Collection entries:
....................
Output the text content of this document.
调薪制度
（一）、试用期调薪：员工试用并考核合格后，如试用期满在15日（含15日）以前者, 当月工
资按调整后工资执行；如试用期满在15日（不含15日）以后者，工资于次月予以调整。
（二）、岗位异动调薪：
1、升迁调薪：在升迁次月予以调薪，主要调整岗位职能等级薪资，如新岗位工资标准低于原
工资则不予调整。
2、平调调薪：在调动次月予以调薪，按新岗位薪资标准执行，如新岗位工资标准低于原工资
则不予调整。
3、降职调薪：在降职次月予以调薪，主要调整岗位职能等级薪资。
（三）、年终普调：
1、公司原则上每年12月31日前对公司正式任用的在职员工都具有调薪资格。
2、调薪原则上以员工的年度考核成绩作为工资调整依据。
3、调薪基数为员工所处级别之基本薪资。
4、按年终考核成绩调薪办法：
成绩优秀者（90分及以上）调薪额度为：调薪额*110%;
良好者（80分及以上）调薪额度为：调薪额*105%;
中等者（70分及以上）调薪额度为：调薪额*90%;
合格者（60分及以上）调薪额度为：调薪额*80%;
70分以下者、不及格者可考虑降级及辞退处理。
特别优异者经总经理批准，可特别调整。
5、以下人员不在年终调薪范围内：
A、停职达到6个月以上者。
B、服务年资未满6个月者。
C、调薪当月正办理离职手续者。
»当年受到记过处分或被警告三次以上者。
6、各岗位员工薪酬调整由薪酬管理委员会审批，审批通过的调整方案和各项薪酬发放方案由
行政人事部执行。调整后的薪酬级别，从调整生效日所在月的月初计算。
....................
■ The task
Only lines that contain the word "调薪额度为" are wanted; copy each of them.

■ Answer to the problem
成绩优秀者（90分及以上）调薪额度为：调薪额*110%;
良好者（80分及以上）调薪额度为：调薪额*105%;
中等者（70分及以上）调薪额度为：调薪额*90%;
合格者（60分及以上）调薪额度为：调薪额*80%;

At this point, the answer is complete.